LISTED RECORDS –
++++++++
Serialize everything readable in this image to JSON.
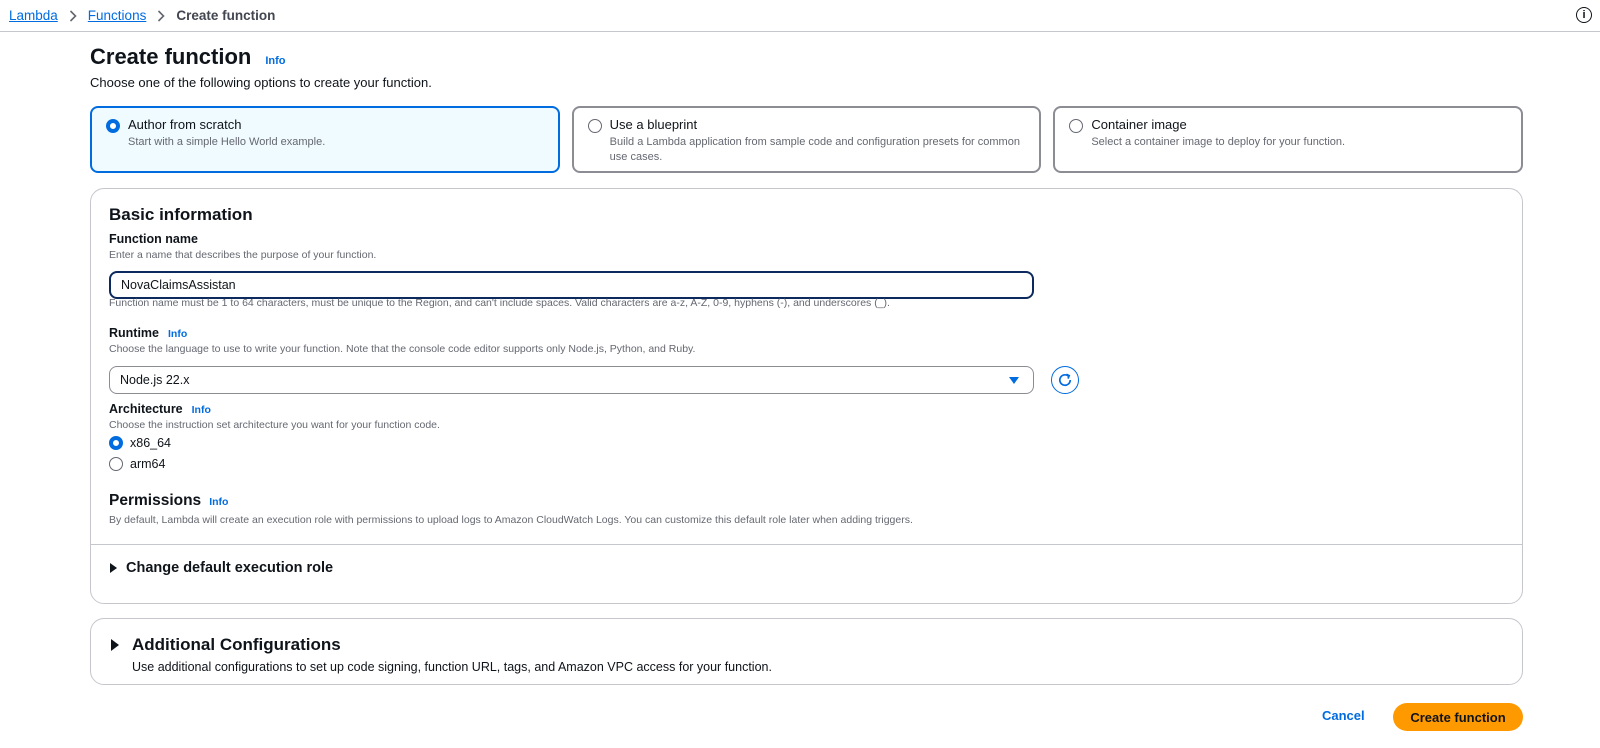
{
  "breadcrumb": {
    "items": [
      "Lambda",
      "Functions"
    ],
    "current": "Create function"
  },
  "header": {
    "title": "Create function",
    "info": "Info",
    "description": "Choose one of the following options to create your function."
  },
  "options": [
    {
      "title": "Author from scratch",
      "description": "Start with a simple Hello World example.",
      "selected": true
    },
    {
      "title": "Use a blueprint",
      "description": "Build a Lambda application from sample code and configuration presets for common use cases.",
      "selected": false
    },
    {
      "title": "Container image",
      "description": "Select a container image to deploy for your function.",
      "selected": false
    }
  ],
  "basic": {
    "title": "Basic information",
    "function_name": {
      "label": "Function name",
      "description": "Enter a name that describes the purpose of your function.",
      "value": "NovaClaimsAssistan",
      "constraint": "Function name must be 1 to 64 characters, must be unique to the Region, and can't include spaces. Valid characters are a-z, A-Z, 0-9, hyphens (-), and underscores (_)."
    },
    "runtime": {
      "label": "Runtime",
      "info": "Info",
      "description": "Choose the language to use to write your function. Note that the console code editor supports only Node.js, Python, and Ruby.",
      "value": "Node.js 22.x"
    },
    "architecture": {
      "label": "Architecture",
      "info": "Info",
      "description": "Choose the instruction set architecture you want for your function code.",
      "options": [
        "x86_64",
        "arm64"
      ],
      "selected": "x86_64"
    },
    "permissions": {
      "title": "Permissions",
      "info": "Info",
      "description": "By default, Lambda will create an execution role with permissions to upload logs to Amazon CloudWatch Logs. You can customize this default role later when adding triggers.",
      "expander": "Change default execution role"
    }
  },
  "additional": {
    "title": "Additional Configurations",
    "description": "Use additional configurations to set up code signing, function URL, tags, and Amazon VPC access for your function."
  },
  "actions": {
    "cancel": "Cancel",
    "create": "Create function"
  },
  "colors": {
    "primary": "#006ce0",
    "accent_button": "#ff9900",
    "selected_tile_bg": "#f0fbff"
  }
}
++++++++
EXERCISE PROMPT –
Give back all entries exactly. No pictures belong in the copy.

TASK OUTPUT –
Serialize everything readable in this image to JSON.
{
  "breadcrumb": {
    "items": [
      "Lambda",
      "Functions"
    ],
    "current": "Create function"
  },
  "header": {
    "title": "Create function",
    "info": "Info",
    "description": "Choose one of the following options to create your function."
  },
  "options": [
    {
      "title": "Author from scratch",
      "description": "Start with a simple Hello World example.",
      "selected": true
    },
    {
      "title": "Use a blueprint",
      "description": "Build a Lambda application from sample code and configuration presets for common use cases.",
      "selected": false
    },
    {
      "title": "Container image",
      "description": "Select a container image to deploy for your function.",
      "selected": false
    }
  ],
  "basic": {
    "title": "Basic information",
    "function_name": {
      "label": "Function name",
      "description": "Enter a name that describes the purpose of your function.",
      "value": "NovaClaimsAssistan",
      "constraint": "Function name must be 1 to 64 characters, must be unique to the Region, and can't include spaces. Valid characters are a-z, A-Z, 0-9, hyphens (-), and underscores (_)."
    },
    "runtime": {
      "label": "Runtime",
      "info": "Info",
      "description": "Choose the language to use to write your function. Note that the console code editor supports only Node.js, Python, and Ruby.",
      "value": "Node.js 22.x"
    },
    "architecture": {
      "label": "Architecture",
      "info": "Info",
      "description": "Choose the instruction set architecture you want for your function code.",
      "options": [
        "x86_64",
        "arm64"
      ],
      "selected": "x86_64"
    },
    "permissions": {
      "title": "Permissions",
      "info": "Info",
      "description": "By default, Lambda will create an execution role with permissions to upload logs to Amazon CloudWatch Logs. You can customize this default role later when adding triggers.",
      "expander": "Change default execution role"
    }
  },
  "additional": {
    "title": "Additional Configurations",
    "description": "Use additional configurations to set up code signing, function URL, tags, and Amazon VPC access for your function."
  },
  "actions": {
    "cancel": "Cancel",
    "create": "Create function"
  },
  "colors": {
    "primary": "#006ce0",
    "accent_button": "#ff9900",
    "selected_tile_bg": "#f0fbff"
  }
}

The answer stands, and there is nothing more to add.